Pick out the lines in the listing below that contain the word "Spectral" and copy them.

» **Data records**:
--------

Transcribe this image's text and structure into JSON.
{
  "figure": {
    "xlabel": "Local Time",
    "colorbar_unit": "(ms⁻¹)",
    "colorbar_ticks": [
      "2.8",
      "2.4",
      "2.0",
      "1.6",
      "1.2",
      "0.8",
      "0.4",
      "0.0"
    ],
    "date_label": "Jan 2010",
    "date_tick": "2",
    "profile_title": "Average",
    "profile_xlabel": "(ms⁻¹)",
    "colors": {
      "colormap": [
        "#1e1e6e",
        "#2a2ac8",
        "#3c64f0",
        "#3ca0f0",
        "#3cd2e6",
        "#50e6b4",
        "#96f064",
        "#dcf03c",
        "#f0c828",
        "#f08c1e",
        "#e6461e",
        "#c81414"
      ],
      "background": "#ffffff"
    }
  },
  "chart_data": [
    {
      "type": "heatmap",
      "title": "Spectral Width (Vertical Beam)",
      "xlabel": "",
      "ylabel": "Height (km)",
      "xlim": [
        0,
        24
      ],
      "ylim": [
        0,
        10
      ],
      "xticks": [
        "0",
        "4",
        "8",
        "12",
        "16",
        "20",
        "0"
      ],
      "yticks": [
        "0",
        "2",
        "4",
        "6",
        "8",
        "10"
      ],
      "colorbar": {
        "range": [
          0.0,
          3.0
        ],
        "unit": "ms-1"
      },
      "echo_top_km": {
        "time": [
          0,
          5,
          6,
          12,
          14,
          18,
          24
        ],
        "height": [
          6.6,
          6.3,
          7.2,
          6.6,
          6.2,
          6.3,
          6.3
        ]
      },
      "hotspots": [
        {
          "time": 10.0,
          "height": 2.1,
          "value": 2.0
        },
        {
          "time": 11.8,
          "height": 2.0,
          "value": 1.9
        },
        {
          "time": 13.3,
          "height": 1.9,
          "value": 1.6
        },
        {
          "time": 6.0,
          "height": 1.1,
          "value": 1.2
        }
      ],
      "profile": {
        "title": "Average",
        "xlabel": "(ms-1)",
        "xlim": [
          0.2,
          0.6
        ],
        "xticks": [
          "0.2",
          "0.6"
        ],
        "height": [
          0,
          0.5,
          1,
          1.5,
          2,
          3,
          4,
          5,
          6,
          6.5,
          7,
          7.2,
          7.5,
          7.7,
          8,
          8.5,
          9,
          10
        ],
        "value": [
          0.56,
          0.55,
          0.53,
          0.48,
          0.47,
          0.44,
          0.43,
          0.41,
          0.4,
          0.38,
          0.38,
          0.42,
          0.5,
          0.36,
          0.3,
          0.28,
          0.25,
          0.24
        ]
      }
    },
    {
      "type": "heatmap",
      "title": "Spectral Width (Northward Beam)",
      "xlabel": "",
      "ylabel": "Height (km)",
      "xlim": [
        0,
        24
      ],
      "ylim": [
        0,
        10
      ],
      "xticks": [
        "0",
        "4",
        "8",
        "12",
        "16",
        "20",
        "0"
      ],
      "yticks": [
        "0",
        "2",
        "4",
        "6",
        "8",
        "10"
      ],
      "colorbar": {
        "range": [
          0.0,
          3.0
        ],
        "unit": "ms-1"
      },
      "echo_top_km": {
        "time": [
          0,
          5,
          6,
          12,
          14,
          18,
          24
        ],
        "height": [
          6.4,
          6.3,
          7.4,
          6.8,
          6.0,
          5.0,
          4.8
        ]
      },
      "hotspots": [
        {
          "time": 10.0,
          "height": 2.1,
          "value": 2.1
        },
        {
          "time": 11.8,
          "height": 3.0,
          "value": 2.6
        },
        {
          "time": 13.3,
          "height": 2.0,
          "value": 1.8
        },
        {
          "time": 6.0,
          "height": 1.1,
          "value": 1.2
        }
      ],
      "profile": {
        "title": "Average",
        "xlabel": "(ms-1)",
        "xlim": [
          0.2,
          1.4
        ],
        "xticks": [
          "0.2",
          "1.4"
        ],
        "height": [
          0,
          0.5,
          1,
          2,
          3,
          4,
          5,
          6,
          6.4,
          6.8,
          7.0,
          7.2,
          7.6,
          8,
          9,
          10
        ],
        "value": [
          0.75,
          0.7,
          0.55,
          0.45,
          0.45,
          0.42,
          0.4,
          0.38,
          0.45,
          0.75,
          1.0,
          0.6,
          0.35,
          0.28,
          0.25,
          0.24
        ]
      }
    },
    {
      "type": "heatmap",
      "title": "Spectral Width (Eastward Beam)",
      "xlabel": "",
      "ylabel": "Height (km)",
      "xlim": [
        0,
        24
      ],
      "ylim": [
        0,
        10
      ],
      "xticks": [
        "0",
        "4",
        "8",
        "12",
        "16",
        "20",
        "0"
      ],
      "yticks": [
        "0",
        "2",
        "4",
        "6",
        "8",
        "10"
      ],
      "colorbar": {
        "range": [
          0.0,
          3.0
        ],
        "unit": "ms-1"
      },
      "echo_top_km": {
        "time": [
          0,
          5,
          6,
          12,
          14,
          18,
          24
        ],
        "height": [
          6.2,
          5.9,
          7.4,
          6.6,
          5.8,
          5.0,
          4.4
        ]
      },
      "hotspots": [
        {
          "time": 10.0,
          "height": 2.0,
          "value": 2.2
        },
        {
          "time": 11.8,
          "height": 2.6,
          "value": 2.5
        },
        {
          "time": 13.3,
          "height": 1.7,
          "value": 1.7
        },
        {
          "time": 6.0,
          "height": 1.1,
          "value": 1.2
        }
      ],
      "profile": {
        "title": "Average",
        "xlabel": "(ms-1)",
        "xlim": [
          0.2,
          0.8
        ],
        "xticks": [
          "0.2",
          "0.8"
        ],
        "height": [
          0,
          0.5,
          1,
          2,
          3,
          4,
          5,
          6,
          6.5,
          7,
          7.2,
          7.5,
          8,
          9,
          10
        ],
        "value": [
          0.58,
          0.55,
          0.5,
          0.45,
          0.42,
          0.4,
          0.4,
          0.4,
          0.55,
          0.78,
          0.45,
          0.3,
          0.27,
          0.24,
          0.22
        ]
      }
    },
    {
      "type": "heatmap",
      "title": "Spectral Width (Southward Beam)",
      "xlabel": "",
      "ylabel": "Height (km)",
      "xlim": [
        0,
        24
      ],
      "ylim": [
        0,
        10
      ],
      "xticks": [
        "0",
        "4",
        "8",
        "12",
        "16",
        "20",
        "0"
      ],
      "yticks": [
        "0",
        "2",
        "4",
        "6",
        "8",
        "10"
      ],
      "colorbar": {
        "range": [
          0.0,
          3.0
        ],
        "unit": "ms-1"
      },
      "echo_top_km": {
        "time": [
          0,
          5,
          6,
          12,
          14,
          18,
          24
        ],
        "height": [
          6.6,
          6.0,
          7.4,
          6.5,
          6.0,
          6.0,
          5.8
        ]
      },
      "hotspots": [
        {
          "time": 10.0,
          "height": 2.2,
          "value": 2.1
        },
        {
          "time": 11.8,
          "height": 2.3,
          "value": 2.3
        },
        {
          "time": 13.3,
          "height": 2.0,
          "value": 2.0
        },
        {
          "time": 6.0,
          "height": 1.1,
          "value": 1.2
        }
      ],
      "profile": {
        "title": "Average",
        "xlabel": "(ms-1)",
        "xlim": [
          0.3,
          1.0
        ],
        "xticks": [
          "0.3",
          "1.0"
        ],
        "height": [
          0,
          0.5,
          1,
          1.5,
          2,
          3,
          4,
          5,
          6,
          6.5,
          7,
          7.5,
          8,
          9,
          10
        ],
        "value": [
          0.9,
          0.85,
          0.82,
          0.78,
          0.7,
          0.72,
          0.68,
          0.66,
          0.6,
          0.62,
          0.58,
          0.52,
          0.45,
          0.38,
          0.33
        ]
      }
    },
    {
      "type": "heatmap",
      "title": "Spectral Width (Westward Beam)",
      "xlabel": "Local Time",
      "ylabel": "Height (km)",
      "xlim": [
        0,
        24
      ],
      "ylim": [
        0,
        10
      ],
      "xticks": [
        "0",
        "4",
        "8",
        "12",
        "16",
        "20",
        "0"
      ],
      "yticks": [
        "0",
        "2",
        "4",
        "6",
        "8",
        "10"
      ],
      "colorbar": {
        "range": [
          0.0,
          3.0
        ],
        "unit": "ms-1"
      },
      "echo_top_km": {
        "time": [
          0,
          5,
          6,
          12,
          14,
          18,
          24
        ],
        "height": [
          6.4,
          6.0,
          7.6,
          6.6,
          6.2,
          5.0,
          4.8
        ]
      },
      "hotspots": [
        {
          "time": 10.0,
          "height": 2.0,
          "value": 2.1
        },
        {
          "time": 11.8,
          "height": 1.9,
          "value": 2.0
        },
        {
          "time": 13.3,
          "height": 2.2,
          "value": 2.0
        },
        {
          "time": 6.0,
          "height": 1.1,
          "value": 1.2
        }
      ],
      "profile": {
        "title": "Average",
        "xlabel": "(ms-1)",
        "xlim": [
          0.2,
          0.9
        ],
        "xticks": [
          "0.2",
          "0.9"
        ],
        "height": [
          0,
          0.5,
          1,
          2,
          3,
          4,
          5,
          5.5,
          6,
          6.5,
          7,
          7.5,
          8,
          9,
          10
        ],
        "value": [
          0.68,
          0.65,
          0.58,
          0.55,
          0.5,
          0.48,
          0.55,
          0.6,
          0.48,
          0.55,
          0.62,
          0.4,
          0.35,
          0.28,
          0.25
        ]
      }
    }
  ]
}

--------

» **Task result**:
      "title": "Spectral Width (Vertical Beam)",
      "title": "Spectral Width (Northward Beam)",
      "title": "Spectral Width (Eastward Beam)",
      "title": "Spectral Width (Southward Beam)",
      "title": "Spectral Width (Westward Beam)",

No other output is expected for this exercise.